> **What you need to do**:
Below are the records. Restate word for word every line from the one that contains "OCR this image." through the final line, both included.

> **Record excerpts**:

»»

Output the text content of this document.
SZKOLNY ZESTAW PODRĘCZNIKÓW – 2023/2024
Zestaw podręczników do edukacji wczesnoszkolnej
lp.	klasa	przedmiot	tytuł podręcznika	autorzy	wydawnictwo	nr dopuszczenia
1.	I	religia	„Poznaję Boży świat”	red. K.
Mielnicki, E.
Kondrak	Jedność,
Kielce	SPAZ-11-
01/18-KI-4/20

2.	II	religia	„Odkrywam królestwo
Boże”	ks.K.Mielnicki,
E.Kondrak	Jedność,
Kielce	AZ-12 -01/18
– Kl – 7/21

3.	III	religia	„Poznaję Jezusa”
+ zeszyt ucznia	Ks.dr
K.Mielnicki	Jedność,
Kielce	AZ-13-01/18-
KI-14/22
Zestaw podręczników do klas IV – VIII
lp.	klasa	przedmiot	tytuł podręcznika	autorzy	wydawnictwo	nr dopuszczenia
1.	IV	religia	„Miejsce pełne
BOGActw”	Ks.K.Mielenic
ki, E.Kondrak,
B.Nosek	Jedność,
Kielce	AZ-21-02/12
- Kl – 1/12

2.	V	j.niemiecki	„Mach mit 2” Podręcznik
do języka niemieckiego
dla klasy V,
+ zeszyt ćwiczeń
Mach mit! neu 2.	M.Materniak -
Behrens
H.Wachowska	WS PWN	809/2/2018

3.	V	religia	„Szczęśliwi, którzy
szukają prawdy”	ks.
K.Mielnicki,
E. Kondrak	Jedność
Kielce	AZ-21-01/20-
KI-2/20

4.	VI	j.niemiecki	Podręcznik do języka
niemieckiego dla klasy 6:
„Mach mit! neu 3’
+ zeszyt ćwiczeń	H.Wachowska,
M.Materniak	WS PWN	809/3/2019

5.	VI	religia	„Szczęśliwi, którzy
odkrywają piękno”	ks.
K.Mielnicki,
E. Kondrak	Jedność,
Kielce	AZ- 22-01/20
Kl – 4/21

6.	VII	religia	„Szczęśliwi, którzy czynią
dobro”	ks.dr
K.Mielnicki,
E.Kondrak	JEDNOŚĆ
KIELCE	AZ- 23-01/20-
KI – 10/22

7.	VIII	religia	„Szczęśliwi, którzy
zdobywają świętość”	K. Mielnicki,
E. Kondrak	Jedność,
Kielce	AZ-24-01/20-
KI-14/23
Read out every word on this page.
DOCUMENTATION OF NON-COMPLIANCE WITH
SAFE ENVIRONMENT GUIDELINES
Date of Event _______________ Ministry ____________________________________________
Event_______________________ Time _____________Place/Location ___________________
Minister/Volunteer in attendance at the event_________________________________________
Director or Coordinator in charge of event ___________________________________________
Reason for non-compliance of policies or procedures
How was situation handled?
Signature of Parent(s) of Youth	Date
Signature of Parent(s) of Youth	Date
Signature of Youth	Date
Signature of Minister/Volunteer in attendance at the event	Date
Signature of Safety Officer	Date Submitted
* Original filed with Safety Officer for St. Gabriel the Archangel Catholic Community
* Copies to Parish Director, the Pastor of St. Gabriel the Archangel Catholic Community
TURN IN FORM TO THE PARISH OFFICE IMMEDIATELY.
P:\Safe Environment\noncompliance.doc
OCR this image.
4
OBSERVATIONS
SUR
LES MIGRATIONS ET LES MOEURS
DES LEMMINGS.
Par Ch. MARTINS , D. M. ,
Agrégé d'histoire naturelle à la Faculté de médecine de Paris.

««

> **Exercise output**:
OCR this image.
4
OBSERVATIONS
SUR
LES MIGRATIONS ET LES MOEURS
DES LEMMINGS.
Par Ch. MARTINS , D. M. ,
Agrégé d'histoire naturelle à la Faculté de médecine de Paris.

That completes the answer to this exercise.